Список заданий
A - Перепишите часть отрывка о гротеске и абсурде, которая начинается словами «Но все же упростим» и заканчивается словами «Гаргантюа. Поверим ему.», заменив «Рабле» на «Франсуа Рабле».
B - Перечислите все произведения, которые в отрывке о гротеске и абсурде названы по заглавию.
C - Соответствуют ли отрывку о гротеске и абсурде следующие утверждения? Для каждого ответьте «да» или «нет» и точно процитируйте решающие слова отрывка. (i) Меховая чашка Мерет Опенгейм названа самым знаменитым «абсурдным» объектом сюрреализма. (ii) Гротеск определяется как потеря связности мира. (iii) Попытки разделить близкие категории внеисторическими формулировками обычно убедительны.

Попытки использовать упрощенные или априорные и внеисторические формулировки для разделения близких категорий нонсенса, бурлеска, гротеска, абсурда, карикатуры случаются [197], но они, как правило, мало убедительны. А таксиномии, подобные книге Розенкранца, важны как раз тем, что показывают, как условны классификации художественных явлений, точнее, как богаты возможности комбинаторики в искусстве.
Современная литература абсурда любит создавать атмосферу непонимания и разлада мира приемами гротеска: достаточно назвать Превращение Кафки или Носорогов Ионеско. Гротескное же изображение уже у Рафаэля требует от имплицитного зрителя временно выйти за рамки рационально-эмпирического понимания мира: на тонких стеблях непонятным образом держатся тяжелые амфоры, из цветов растут звериные головы, контур маски смешивается с ее фоном. Меховая чашка Мерет Опенгейм — самый, пожалуй, знаменитый «абсурдный» объект сюрреализма — мне представляется вещью гротескной по своей орнаментальности, сугубой материальности, своему воздействию на чувственное восприятие, смешению забавного и отвратительного, вызывающему в первую очередь рефлекторную, внерассудочную реакцию. Ярко гротескны «бабы» (les nanas) Ники де Сан-Фаль, но алогична окружающая их веселая ярмарка мобилей Тенгели; а по «невозможным объектам» М. К Эшера — основанным на сведении к абсурду нашей рационально-геометрической перцепции пространства — часто бродят чудовищные насекомые и уродливые карлики: наглядная иллюстрация родства абсурда и гротеска. Нет конца таким примерам.
Гротеск и абсурд могут сочетаться, они переходят один в другой в той мере, в какой план выражения становится содержательным, и насколько, несмотря на различия, их роднит реализуемый на разных уровнях принцип противоречивости, столкновения несовместимых формальных порядков.
Но все же упростим и возьмем такое исходное положение: абсурд — чувство разлада, потеря связности мира, ведущие к безумию, а затем к гибели того, кто их ощущает, будь то Аякс или Поприщин. Гротеск же — странная связность мира, нечто вроде парадокса. Его модель — «силен», причудливая коробочка с духами, названная так по имени Силена, в котором под безобразной внешностью кроется бог. Так объясняет, следуя за платоновским описанием двойника Силена — Сократа, сам великий мастер Рабле в прологе к Гаргантюа. Поверим ему.
Присмотримся к русскому материалу.

Сохранённые строки:
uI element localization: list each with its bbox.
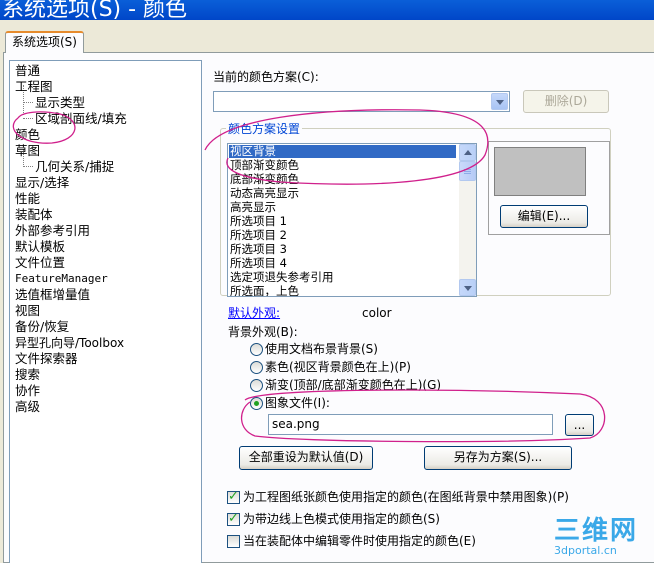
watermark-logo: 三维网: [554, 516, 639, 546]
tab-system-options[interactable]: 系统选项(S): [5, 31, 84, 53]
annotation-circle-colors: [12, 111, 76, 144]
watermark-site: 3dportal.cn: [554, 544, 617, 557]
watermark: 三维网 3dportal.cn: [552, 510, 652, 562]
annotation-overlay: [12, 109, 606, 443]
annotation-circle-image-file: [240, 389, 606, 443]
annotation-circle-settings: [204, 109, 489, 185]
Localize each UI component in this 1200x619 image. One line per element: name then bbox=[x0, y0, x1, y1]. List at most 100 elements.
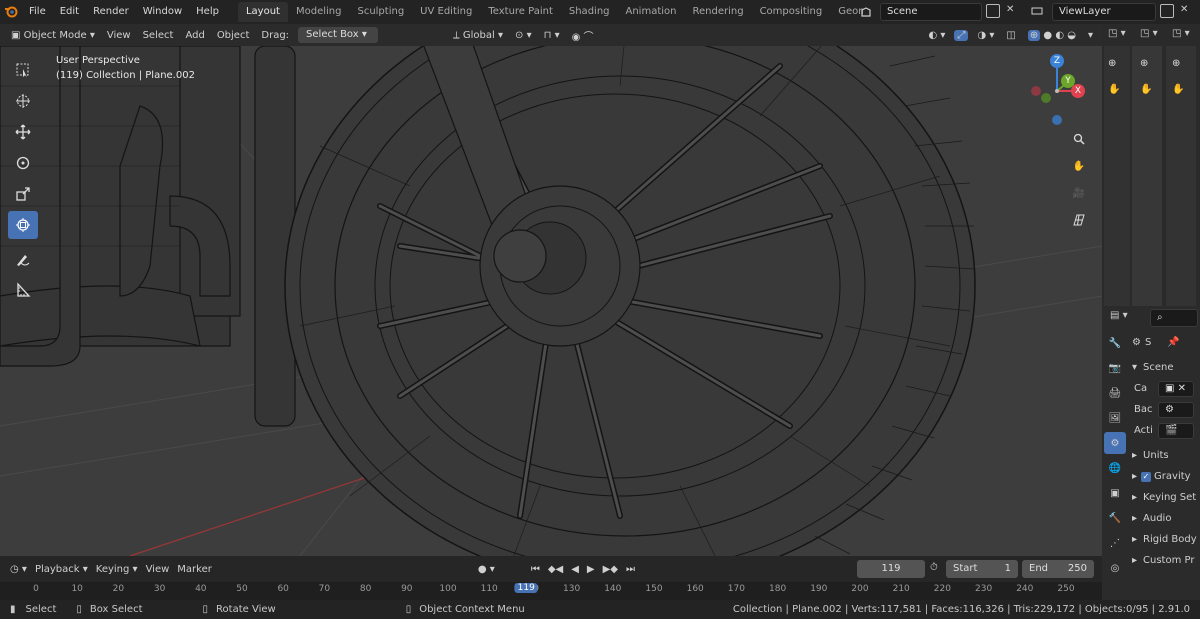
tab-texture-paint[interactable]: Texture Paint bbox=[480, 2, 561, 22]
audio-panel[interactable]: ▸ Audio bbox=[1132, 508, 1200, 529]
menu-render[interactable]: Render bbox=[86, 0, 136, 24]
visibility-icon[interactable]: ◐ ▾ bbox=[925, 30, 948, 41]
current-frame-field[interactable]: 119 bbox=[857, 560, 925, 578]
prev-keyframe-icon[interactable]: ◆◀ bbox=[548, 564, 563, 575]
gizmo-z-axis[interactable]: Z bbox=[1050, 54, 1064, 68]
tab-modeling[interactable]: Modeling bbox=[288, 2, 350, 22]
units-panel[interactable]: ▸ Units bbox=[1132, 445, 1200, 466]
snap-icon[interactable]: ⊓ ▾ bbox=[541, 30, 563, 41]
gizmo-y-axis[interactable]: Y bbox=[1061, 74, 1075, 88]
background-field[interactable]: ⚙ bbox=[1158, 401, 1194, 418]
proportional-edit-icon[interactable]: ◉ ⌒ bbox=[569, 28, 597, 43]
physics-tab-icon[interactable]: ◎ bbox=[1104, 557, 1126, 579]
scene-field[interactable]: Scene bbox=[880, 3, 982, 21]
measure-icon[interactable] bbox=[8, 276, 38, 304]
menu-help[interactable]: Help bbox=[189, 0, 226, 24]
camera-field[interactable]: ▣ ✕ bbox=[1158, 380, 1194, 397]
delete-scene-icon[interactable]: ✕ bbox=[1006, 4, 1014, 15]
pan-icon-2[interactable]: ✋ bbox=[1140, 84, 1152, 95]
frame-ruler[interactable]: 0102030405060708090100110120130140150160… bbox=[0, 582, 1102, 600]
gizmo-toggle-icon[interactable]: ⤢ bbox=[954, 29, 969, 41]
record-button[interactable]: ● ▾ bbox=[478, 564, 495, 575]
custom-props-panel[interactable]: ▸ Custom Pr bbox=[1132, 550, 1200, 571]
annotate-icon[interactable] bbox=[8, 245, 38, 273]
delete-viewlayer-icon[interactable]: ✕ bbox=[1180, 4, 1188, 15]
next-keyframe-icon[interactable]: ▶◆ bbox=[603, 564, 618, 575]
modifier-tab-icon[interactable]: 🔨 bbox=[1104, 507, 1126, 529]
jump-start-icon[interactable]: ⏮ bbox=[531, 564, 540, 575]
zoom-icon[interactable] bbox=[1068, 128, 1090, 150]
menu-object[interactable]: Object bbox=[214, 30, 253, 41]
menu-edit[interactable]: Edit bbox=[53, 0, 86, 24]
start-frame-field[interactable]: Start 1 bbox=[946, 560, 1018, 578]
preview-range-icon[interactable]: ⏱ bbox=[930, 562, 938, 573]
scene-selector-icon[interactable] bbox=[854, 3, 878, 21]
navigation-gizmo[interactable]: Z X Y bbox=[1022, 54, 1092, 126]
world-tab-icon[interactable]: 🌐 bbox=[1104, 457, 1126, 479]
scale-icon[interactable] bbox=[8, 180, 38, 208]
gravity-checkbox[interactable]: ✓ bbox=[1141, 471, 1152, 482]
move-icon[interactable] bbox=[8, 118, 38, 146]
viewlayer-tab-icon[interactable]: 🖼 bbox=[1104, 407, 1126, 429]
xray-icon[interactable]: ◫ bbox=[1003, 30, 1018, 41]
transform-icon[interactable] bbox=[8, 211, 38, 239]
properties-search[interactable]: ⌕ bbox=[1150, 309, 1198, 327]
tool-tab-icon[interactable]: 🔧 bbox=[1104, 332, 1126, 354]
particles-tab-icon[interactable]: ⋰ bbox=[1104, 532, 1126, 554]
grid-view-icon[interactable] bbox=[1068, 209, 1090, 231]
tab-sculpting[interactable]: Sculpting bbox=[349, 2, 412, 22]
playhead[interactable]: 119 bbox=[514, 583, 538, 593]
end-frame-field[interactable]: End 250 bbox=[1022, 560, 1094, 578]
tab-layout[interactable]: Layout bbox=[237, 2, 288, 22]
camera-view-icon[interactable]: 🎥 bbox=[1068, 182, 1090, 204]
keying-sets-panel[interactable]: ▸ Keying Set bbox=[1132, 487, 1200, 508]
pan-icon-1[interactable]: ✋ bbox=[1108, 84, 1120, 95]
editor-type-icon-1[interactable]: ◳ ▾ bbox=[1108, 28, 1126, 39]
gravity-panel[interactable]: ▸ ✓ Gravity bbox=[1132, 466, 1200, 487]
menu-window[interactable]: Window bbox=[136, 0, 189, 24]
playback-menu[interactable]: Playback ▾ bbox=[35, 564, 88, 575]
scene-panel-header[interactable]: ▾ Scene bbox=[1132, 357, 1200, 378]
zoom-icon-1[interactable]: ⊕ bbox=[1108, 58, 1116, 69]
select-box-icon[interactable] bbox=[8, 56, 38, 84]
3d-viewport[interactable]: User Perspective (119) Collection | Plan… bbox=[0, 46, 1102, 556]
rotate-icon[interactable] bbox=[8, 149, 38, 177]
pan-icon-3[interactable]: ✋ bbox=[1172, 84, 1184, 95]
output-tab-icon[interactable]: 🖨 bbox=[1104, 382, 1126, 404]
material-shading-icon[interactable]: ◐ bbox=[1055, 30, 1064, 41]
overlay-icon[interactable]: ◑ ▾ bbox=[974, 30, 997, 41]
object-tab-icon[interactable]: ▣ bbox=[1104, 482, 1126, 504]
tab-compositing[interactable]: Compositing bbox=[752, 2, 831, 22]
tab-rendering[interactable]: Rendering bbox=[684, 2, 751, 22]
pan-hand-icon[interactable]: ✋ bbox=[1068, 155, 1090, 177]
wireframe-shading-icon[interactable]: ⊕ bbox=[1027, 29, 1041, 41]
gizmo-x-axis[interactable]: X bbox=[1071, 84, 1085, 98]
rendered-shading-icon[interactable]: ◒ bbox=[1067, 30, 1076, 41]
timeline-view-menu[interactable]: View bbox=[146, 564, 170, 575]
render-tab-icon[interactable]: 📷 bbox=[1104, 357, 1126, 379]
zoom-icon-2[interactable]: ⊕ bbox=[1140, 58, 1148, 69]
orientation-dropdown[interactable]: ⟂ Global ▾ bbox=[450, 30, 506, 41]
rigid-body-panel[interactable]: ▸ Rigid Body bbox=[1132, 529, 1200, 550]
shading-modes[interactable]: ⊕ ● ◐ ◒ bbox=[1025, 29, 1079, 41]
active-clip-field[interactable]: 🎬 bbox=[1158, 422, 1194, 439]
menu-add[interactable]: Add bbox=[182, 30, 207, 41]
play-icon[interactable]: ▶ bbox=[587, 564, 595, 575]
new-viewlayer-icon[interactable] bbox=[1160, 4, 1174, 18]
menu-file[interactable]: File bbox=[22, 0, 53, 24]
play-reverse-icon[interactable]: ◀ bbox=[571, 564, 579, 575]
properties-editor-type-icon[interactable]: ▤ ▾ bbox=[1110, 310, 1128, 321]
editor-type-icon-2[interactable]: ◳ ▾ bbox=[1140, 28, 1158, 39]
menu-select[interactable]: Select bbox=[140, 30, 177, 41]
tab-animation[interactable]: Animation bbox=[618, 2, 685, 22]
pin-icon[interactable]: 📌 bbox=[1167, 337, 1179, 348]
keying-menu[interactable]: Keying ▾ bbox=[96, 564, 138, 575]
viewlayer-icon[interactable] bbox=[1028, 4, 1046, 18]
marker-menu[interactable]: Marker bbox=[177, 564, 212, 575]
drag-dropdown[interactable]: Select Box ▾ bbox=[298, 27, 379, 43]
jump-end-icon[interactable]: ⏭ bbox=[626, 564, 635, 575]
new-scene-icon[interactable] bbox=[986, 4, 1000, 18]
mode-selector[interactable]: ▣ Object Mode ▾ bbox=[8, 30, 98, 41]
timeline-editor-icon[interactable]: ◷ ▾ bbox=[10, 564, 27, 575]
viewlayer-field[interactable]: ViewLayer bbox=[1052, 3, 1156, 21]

Ответы
A -
Но все же упростим и возьмем такое исходное положение: абсурд — чувство разлада, потеря связности мира, ведущие к безумию, а затем к гибели того, кто их ощущает, будь то Аякс или Поприщин. Гротеск же — странная связность мира, нечто вроде парадокса. Его модель — «силен», причудливая коробочка с духами, названная так по имени Силена, в котором под безобразной внешностью кроется бог. Так объясняет, следуя за платоновским описанием двойника Силена — Сократа, сам великий мастер Франсуа Рабле в прологе к Гаргантюа. Поверим ему.

B - «Превращение», «Носороги», «Гаргантюа».

C -
(i) Да: «Меховая чашка Мерет Опенгейм — самый, пожалуй, знаменитый «абсурдный» объект сюрреализма».
(ii) Нет: «Гротеск же — странная связность мира, нечто вроде парадокса».
(iii) Нет: «но они, как правило, мало убедительны».